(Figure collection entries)
###

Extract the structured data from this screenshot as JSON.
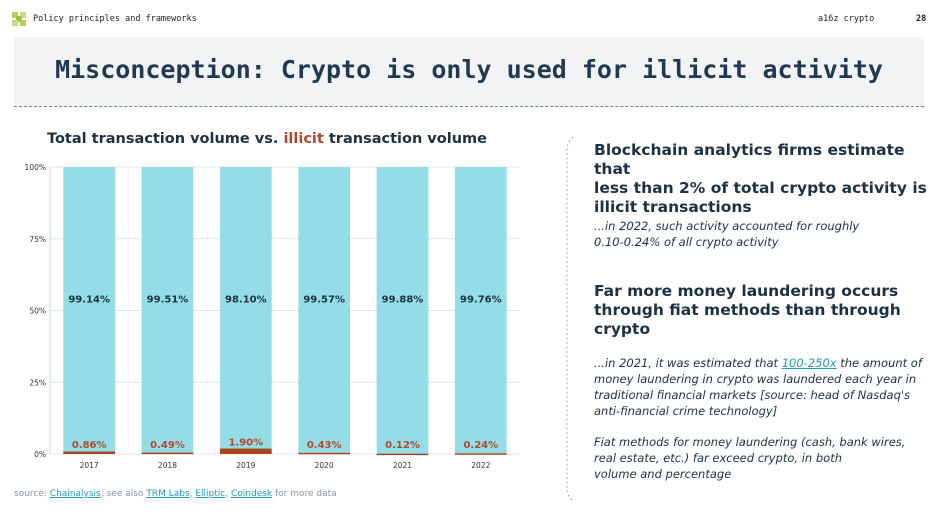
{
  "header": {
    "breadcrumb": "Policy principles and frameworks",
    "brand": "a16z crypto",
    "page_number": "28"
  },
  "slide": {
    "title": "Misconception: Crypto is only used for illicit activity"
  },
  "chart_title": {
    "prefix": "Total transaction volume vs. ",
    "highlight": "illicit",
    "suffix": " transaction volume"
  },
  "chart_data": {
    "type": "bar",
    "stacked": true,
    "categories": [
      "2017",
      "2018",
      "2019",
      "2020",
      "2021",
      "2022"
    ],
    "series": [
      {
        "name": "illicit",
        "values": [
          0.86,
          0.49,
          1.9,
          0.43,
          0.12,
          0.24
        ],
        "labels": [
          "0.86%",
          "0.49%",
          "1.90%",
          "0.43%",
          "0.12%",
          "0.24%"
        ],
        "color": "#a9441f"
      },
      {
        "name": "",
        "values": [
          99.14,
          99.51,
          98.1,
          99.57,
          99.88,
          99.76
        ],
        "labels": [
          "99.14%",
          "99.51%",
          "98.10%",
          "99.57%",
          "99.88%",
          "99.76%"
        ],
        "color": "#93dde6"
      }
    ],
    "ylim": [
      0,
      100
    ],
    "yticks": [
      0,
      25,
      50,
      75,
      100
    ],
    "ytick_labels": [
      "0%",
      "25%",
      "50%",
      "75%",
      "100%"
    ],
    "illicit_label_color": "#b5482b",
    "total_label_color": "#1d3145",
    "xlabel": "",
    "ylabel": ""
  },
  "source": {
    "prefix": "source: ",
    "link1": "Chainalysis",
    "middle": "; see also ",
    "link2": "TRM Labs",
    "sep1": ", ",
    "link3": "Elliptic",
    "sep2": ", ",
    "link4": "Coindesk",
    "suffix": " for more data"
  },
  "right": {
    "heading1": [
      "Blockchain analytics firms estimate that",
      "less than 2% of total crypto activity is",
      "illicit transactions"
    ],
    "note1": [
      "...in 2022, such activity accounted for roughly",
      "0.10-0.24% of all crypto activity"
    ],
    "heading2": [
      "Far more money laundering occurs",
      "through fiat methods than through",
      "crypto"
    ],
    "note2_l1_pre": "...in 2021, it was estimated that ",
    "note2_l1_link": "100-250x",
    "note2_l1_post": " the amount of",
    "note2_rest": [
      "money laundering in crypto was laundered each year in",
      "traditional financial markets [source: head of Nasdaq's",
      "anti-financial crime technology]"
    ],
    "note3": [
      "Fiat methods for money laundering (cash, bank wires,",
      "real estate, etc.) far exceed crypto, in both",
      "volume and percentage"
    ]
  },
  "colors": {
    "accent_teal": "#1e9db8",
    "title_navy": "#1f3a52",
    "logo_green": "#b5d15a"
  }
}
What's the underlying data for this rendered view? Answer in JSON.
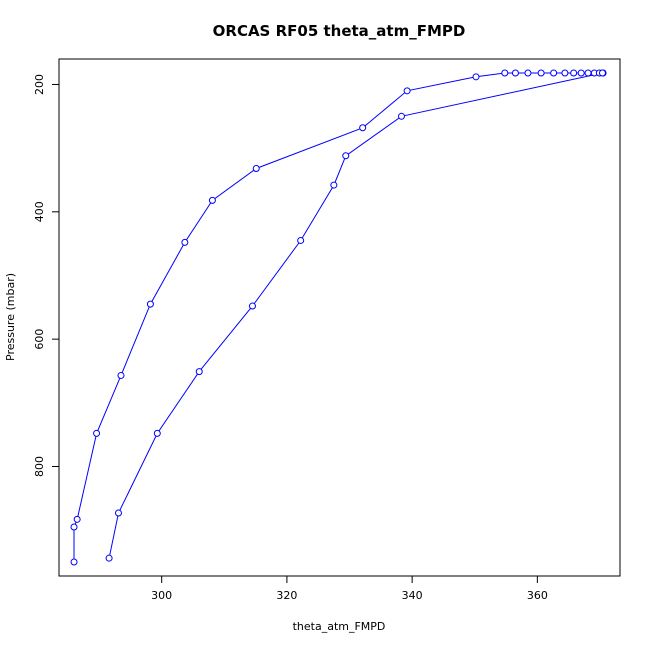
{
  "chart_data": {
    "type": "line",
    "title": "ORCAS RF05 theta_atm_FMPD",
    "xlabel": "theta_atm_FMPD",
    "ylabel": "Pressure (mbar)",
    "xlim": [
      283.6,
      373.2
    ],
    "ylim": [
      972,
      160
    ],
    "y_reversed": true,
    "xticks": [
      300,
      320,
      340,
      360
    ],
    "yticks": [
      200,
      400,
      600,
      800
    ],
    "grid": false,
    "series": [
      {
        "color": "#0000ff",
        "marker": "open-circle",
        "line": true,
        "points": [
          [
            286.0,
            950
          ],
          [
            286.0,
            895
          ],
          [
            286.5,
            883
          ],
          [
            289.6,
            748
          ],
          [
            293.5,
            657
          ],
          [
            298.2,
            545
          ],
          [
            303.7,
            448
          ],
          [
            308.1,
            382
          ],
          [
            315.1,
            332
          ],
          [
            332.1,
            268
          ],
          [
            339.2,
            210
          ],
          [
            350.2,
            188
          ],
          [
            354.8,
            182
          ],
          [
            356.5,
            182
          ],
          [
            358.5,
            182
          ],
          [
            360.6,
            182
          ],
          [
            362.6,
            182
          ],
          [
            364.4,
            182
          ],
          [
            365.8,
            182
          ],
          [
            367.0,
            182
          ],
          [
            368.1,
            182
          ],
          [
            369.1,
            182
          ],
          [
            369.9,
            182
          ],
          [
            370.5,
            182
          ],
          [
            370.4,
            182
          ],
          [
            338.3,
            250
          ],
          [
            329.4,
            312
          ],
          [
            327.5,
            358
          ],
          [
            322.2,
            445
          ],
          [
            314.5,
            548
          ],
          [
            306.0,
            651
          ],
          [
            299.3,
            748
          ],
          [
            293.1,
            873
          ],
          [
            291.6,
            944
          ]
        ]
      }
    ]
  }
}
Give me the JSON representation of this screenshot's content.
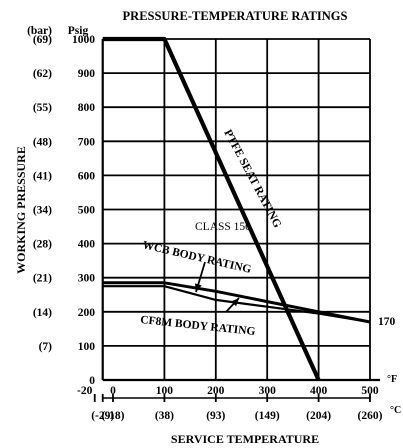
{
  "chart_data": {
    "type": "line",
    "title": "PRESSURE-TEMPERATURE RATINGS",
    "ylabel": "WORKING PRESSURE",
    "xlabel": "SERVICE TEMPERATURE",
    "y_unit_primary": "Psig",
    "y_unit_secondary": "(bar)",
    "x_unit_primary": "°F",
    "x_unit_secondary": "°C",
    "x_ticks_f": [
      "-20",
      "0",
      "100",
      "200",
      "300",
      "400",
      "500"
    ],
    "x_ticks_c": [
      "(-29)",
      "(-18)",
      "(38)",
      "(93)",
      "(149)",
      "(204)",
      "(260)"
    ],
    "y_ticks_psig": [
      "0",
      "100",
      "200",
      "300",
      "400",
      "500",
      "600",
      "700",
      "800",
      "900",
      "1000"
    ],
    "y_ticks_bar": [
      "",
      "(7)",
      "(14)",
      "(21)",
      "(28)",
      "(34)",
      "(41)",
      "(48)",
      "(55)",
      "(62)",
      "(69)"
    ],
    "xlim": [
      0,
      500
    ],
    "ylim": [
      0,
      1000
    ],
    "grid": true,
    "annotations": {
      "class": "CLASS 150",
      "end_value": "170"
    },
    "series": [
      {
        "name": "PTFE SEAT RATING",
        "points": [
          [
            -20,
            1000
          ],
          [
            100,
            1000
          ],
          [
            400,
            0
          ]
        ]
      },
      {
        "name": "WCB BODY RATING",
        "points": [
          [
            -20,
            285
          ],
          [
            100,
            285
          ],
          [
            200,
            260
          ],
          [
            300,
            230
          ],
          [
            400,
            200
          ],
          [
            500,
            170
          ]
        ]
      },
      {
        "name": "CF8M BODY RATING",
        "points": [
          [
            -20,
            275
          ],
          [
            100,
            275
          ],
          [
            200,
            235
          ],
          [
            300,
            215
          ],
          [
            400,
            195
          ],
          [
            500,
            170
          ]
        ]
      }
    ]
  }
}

###

## Stated exercise:
Return every line of the records exactly as given, pictures excluded.

## Worked answer:
Extract the structured data from this screenshot as JSON.
{
  "header": {
    "breadcrumb": "Policy principles and frameworks",
    "brand": "a16z crypto",
    "page_number": "28"
  },
  "slide": {
    "title": "Misconception: Crypto is only used for illicit activity"
  },
  "chart_title": {
    "prefix": "Total transaction volume vs. ",
    "highlight": "illicit",
    "suffix": " transaction volume"
  },
  "chart_data": {
    "type": "bar",
    "stacked": true,
    "categories": [
      "2017",
      "2018",
      "2019",
      "2020",
      "2021",
      "2022"
    ],
    "series": [
      {
        "name": "illicit",
        "values": [
          0.86,
          0.49,
          1.9,
          0.43,
          0.12,
          0.24
        ],
        "labels": [
          "0.86%",
          "0.49%",
          "1.90%",
          "0.43%",
          "0.12%",
          "0.24%"
        ],
        "color": "#a9441f"
      },
      {
        "name": "",
        "values": [
          99.14,
          99.51,
          98.1,
          99.57,
          99.88,
          99.76
        ],
        "labels": [
          "99.14%",
          "99.51%",
          "98.10%",
          "99.57%",
          "99.88%",
          "99.76%"
        ],
        "color": "#93dde6"
      }
    ],
    "ylim": [
      0,
      100
    ],
    "yticks": [
      0,
      25,
      50,
      75,
      100
    ],
    "ytick_labels": [
      "0%",
      "25%",
      "50%",
      "75%",
      "100%"
    ],
    "illicit_label_color": "#b5482b",
    "total_label_color": "#1d3145",
    "xlabel": "",
    "ylabel": ""
  },
  "source": {
    "prefix": "source: ",
    "link1": "Chainalysis",
    "middle": "; see also ",
    "link2": "TRM Labs",
    "sep1": ", ",
    "link3": "Elliptic",
    "sep2": ", ",
    "link4": "Coindesk",
    "suffix": " for more data"
  },
  "right": {
    "heading1": [
      "Blockchain analytics firms estimate that",
      "less than 2% of total crypto activity is",
      "illicit transactions"
    ],
    "note1": [
      "...in 2022, such activity accounted for roughly",
      "0.10-0.24% of all crypto activity"
    ],
    "heading2": [
      "Far more money laundering occurs",
      "through fiat methods than through",
      "crypto"
    ],
    "note2_l1_pre": "...in 2021, it was estimated that ",
    "note2_l1_link": "100-250x",
    "note2_l1_post": " the amount of",
    "note2_rest": [
      "money laundering in crypto was laundered each year in",
      "traditional financial markets [source: head of Nasdaq's",
      "anti-financial crime technology]"
    ],
    "note3": [
      "Fiat methods for money laundering (cash, bank wires,",
      "real estate, etc.) far exceed crypto, in both",
      "volume and percentage"
    ]
  },
  "colors": {
    "accent_teal": "#1e9db8",
    "title_navy": "#1f3a52",
    "logo_green": "#b5d15a"
  }
}
What's the underlying data for this rendered view? Answer in JSON.
{
  "chart_data": {
    "type": "line",
    "title": "ORCAS RF05 theta_atm_FMPD",
    "xlabel": "theta_atm_FMPD",
    "ylabel": "Pressure (mbar)",
    "xlim": [
      283.6,
      373.2
    ],
    "ylim": [
      972,
      160
    ],
    "y_reversed": true,
    "xticks": [
      300,
      320,
      340,
      360
    ],
    "yticks": [
      200,
      400,
      600,
      800
    ],
    "grid": false,
    "series": [
      {
        "color": "#0000ff",
        "marker": "open-circle",
        "line": true,
        "points": [
          [
            286.0,
            950
          ],
          [
            286.0,
            895
          ],
          [
            286.5,
            883
          ],
          [
            289.6,
            748
          ],
          [
            293.5,
            657
          ],
          [
            298.2,
            545
          ],
          [
            303.7,
            448
          ],
          [
            308.1,
            382
          ],
          [
            315.1,
            332
          ],
          [
            332.1,
            268
          ],
          [
            339.2,
            210
          ],
          [
            350.2,
            188
          ],
          [
            354.8,
            182
          ],
          [
            356.5,
            182
          ],
          [
            358.5,
            182
          ],
          [
            360.6,
            182
          ],
          [
            362.6,
            182
          ],
          [
            364.4,
            182
          ],
          [
            365.8,
            182
          ],
          [
            367.0,
            182
          ],
          [
            368.1,
            182
          ],
          [
            369.1,
            182
          ],
          [
            369.9,
            182
          ],
          [
            370.5,
            182
          ],
          [
            370.4,
            182
          ],
          [
            338.3,
            250
          ],
          [
            329.4,
            312
          ],
          [
            327.5,
            358
          ],
          [
            322.2,
            445
          ],
          [
            314.5,
            548
          ],
          [
            306.0,
            651
          ],
          [
            299.3,
            748
          ],
          [
            293.1,
            873
          ],
          [
            291.6,
            944
          ]
        ]
      }
    ]
  }
}
Give me the JSON representation of this screenshot's content.
{
  "chart_data": {
    "type": "line",
    "title": "PRESSURE-TEMPERATURE RATINGS",
    "ylabel": "WORKING PRESSURE",
    "xlabel": "SERVICE TEMPERATURE",
    "y_unit_primary": "Psig",
    "y_unit_secondary": "(bar)",
    "x_unit_primary": "°F",
    "x_unit_secondary": "°C",
    "x_ticks_f": [
      "-20",
      "0",
      "100",
      "200",
      "300",
      "400",
      "500"
    ],
    "x_ticks_c": [
      "(-29)",
      "(-18)",
      "(38)",
      "(93)",
      "(149)",
      "(204)",
      "(260)"
    ],
    "y_ticks_psig": [
      "0",
      "100",
      "200",
      "300",
      "400",
      "500",
      "600",
      "700",
      "800",
      "900",
      "1000"
    ],
    "y_ticks_bar": [
      "",
      "(7)",
      "(14)",
      "(21)",
      "(28)",
      "(34)",
      "(41)",
      "(48)",
      "(55)",
      "(62)",
      "(69)"
    ],
    "xlim": [
      0,
      500
    ],
    "ylim": [
      0,
      1000
    ],
    "grid": true,
    "annotations": {
      "class": "CLASS 150",
      "end_value": "170"
    },
    "series": [
      {
        "name": "PTFE SEAT RATING",
        "points": [
          [
            -20,
            1000
          ],
          [
            100,
            1000
          ],
          [
            400,
            0
          ]
        ]
      },
      {
        "name": "WCB BODY RATING",
        "points": [
          [
            -20,
            285
          ],
          [
            100,
            285
          ],
          [
            200,
            260
          ],
          [
            300,
            230
          ],
          [
            400,
            200
          ],
          [
            500,
            170
          ]
        ]
      },
      {
        "name": "CF8M BODY RATING",
        "points": [
          [
            -20,
            275
          ],
          [
            100,
            275
          ],
          [
            200,
            235
          ],
          [
            300,
            215
          ],
          [
            400,
            195
          ],
          [
            500,
            170
          ]
        ]
      }
    ]
  }
}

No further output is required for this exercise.